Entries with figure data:
- - - - -

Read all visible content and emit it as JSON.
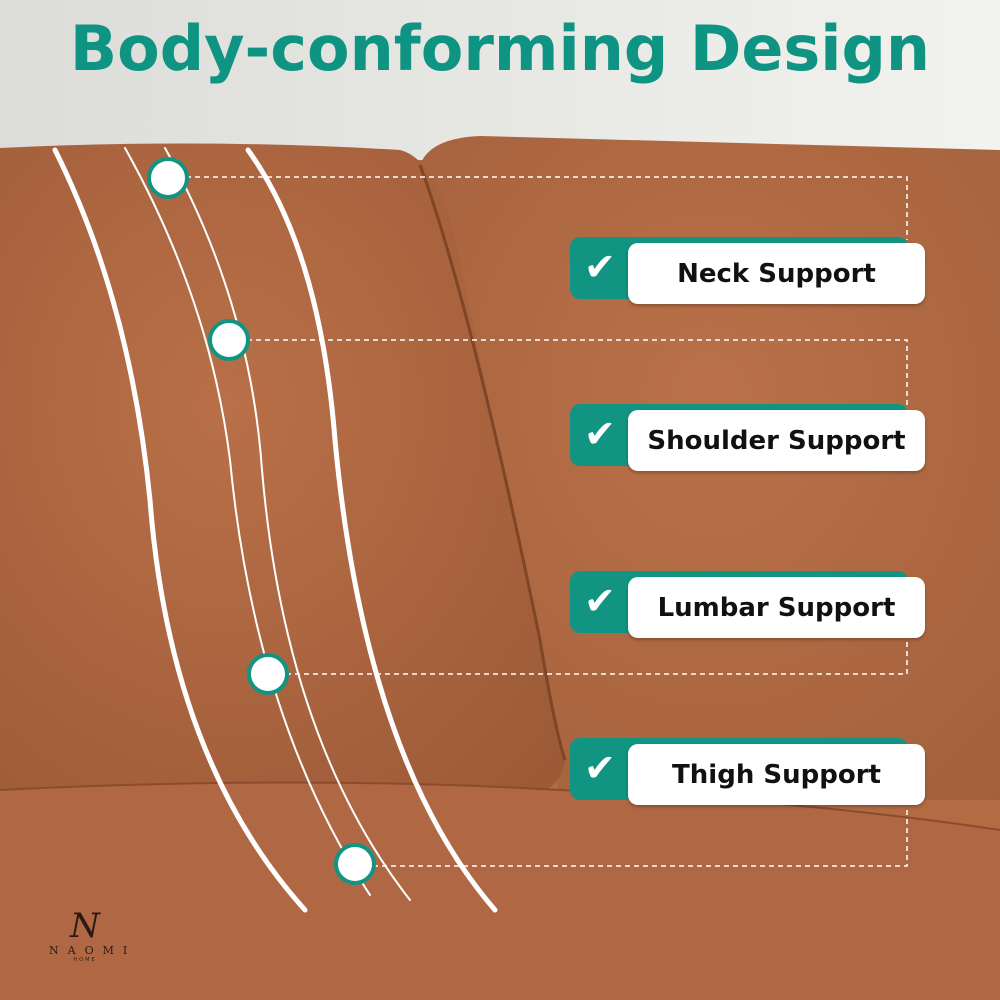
{
  "title": "Body-conforming Design",
  "features": [
    {
      "label": "Neck Support",
      "icon": "check-icon"
    },
    {
      "label": "Shoulder Support",
      "icon": "check-icon"
    },
    {
      "label": "Lumbar Support",
      "icon": "check-icon"
    },
    {
      "label": "Thigh Support",
      "icon": "check-icon"
    }
  ],
  "logo": {
    "mark": "N",
    "name": "NAOMI",
    "sub": "HOME"
  },
  "colors": {
    "accent": "#119482",
    "leather": "#b36b43",
    "wall": "#e9e9e6"
  }
}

- - - - -

Set exercise — Reproduce the data word for word, excluding its pictures.

Completed task —
Read all visible content and emit it as JSON.
{
  "title": "Body-conforming Design",
  "features": [
    {
      "label": "Neck Support",
      "icon": "check-icon"
    },
    {
      "label": "Shoulder Support",
      "icon": "check-icon"
    },
    {
      "label": "Lumbar Support",
      "icon": "check-icon"
    },
    {
      "label": "Thigh Support",
      "icon": "check-icon"
    }
  ],
  "logo": {
    "mark": "N",
    "name": "NAOMI",
    "sub": "HOME"
  },
  "colors": {
    "accent": "#119482",
    "leather": "#b36b43",
    "wall": "#e9e9e6"
  }
}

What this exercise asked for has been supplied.